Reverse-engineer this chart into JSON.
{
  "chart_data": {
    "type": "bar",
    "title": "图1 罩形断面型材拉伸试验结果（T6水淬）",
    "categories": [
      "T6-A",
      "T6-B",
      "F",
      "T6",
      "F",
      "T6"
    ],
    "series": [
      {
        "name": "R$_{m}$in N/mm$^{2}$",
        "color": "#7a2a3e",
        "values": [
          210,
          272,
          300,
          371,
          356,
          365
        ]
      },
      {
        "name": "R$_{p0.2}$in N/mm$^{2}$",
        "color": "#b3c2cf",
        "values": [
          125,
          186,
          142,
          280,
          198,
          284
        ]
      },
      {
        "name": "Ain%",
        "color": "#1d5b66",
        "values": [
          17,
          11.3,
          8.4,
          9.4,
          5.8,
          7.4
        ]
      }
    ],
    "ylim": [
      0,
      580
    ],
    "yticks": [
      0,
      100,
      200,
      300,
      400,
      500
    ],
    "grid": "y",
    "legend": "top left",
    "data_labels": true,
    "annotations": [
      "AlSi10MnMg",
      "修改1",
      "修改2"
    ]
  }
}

__To do__
Show every line from the entries above in which the word "color" appears.

__Exercise output__
        "color": "#7a2a3e",
        "color": "#b3c2cf",
        "color": "#1d5b66",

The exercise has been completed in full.